L’ultime réunion entre le Chef de l’Etat et les évêques de la CENCO s’est tenue mardi 28 Mars 2017 à Kinshasa, une ville sous tension suite à l’échec cuisant de l’arrangement particulier sous les hospices des évêques catholiques. Le communiqué de la Présidence de la République au terme de cette rencontre a annoncé l’adresse de Joseph Kabila «prochainement» devant le Congrès.
Si cet exercice est prévu par l’article 77 de la Constitution, le recours à ce mécanisme dans cette période de l’année est un fait rare. De manière générale, le Chef de l’Etat s’adresse à la nation devant le Congrès au dernier trimestre de l’année pour faire l’état de la nation. Que dira-t-il donc ? Zoom Eco tente, par cette analyse des faits, de répondre à cette question.
Elections dans le délai
L’incapacité reconnue par les évêques d’accorder les voix de principales composantes protagonistes «Majorité Présidentielle et Rassemblement» met de la pression sur le Président de la République. Joseph Kabila est visiblement invité ici à agir en tant que « Garant du bon fonctionnement des institutions » pour éviter que la situation économique, financière et sociale, tenue en haleine par la crise politique du pays, ne dégénère davantage.
Pour cet exercice, le Chef de l’Etat devrait se départir de sa casquette d’Autorité Morale de sa famille politique « Majorité Présidentielle » et indiquer la voie, la bonne qui permette au peuple d’atteindre, dans le délai fixé par l’accord politique, l’objectif du renouvellement de la classe politique à travers les élections. Il s’agit là de l’attente majeure.
Crainte sur le référendum
Nombreux sont ceux qui continuent d’y penser même si l’accord du 31 décembre est sensé avoir mis fin à cette éventualité. Le décès d’Etienne Tshisekedi, l’exil forcé de Katumbi, l’affaiblissement de Vital Kamerhe, la bonne santé du jeune Président de la République, le contrôle des services de l’Etat, … conforteraient ceux qui tiennent à cette possibilité pensant éventuellement que l’accord est mort Tshisekedi.
Quoi qu’en pensent certains extrémistes, l’accord du 31 décembre 2016 est bel et bien en application du moins pour ce qui concerne le Chef de l’Etat et les élus. Même si c’est le programme du Gouvernement issu de l’accord du 18 octobre 2016 qui est en cours de mise en œuvre.

Données fournies:

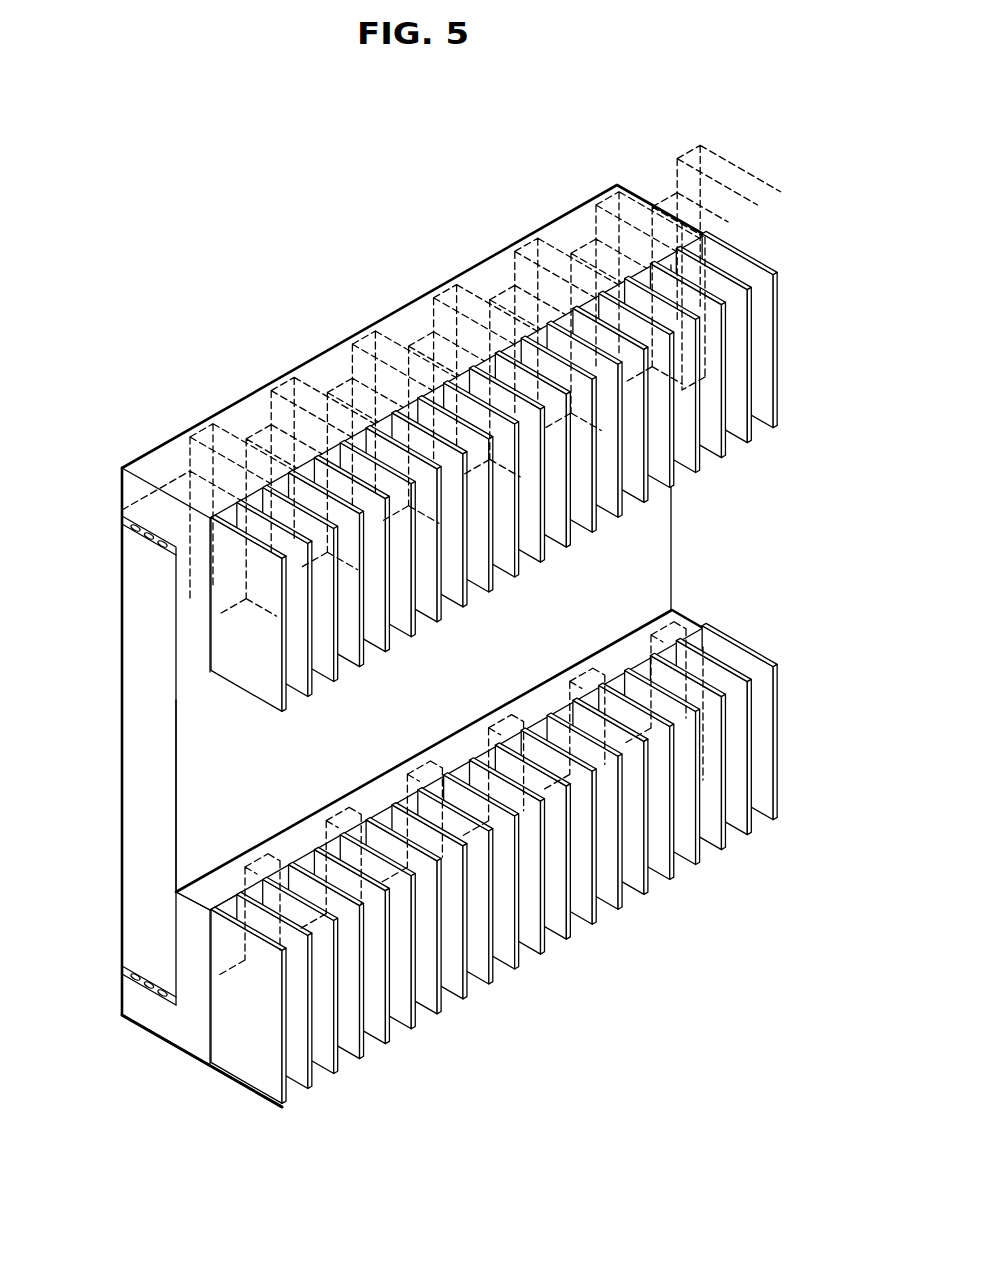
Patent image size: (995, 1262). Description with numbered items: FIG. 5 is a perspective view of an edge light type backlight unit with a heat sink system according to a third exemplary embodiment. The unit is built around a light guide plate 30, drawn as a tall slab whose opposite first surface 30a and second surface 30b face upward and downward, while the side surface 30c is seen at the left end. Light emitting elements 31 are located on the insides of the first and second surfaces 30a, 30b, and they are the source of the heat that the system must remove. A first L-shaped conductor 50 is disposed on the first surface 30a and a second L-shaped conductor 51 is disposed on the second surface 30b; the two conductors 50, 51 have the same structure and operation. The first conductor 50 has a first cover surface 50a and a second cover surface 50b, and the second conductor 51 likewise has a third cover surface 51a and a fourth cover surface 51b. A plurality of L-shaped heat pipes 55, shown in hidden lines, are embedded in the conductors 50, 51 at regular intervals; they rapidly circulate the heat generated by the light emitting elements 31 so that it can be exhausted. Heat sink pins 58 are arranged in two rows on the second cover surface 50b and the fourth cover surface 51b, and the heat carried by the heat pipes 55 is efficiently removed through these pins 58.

The light guide plate 30 is at (150, 650).
The first surface 30a is at (125, 513).
The second surface 30b is at (148, 1018).
The side surface of base plate 30c is at (202, 772).
The light emitting element 31 is at (140, 530).
The first conductor 50 is at (127, 490).
The first cover surface 50a is at (145, 477).
The second cover surface 50b is at (205, 577).
The second conductor 51 is at (160, 1040).
The third cover surface 51a is at (178, 1058).
The fourth cover surface 51b is at (218, 1078).
The heat pipe 55 is at (212, 437).
The heat sink pin 58 is at (247, 672).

Exercices à réaliser:
• A. Relevez toutes les personnes désignées par leur nom dans le texte sur la réunion entre le Chef de l'Etat et les évêques de la CENCO.
• B. Poursuivez, s'il vous plaît, le texte sur la réunion entre le Chef de l'Etat et les évêques de la CENCO après sa dernière phrase.

Résultats attendus:
• A. Joseph Kabila, Etienne Tshisekedi, Katumbi, Vital Kamerhe

• B.
Le référendum requiert une forte mécanique et sa mise en œuvre est similaire à une opération électorale. Cependant, il semble peu probable. D’abord puisqu’il n’existe pas de loi référendaire en vigueur en RDC et que le calendrier de cette session parlementaire en cours ne prévoit aucune initiative du genre parmi les matières inscrites à l’ordre du jour.
Toutefois, le message de Joseph Kabila devrait aussi apporter une réponse claire sur ce point et mettre ainsi définitivement un terme au suspens qui entoure ce sujet : « Référendum ».
Felix Tshisekedi ou Pierre Lumbi
Au vu de l’impossibilité clairement exprimée par les négociateurs de la CENCO de parvenir à un accord autour de la Primature et du Conseil National du Suivi de l’Accord (CNSA), il est clair que le Président de la République devra trancher après consultation, notamment du Président du Rassemblement. Si tous les partis de cette plate-forme y compris les dissidents reconnaissent la personnalité de Felix Tshisekedi ce n’est pas le cas pour Lumbi.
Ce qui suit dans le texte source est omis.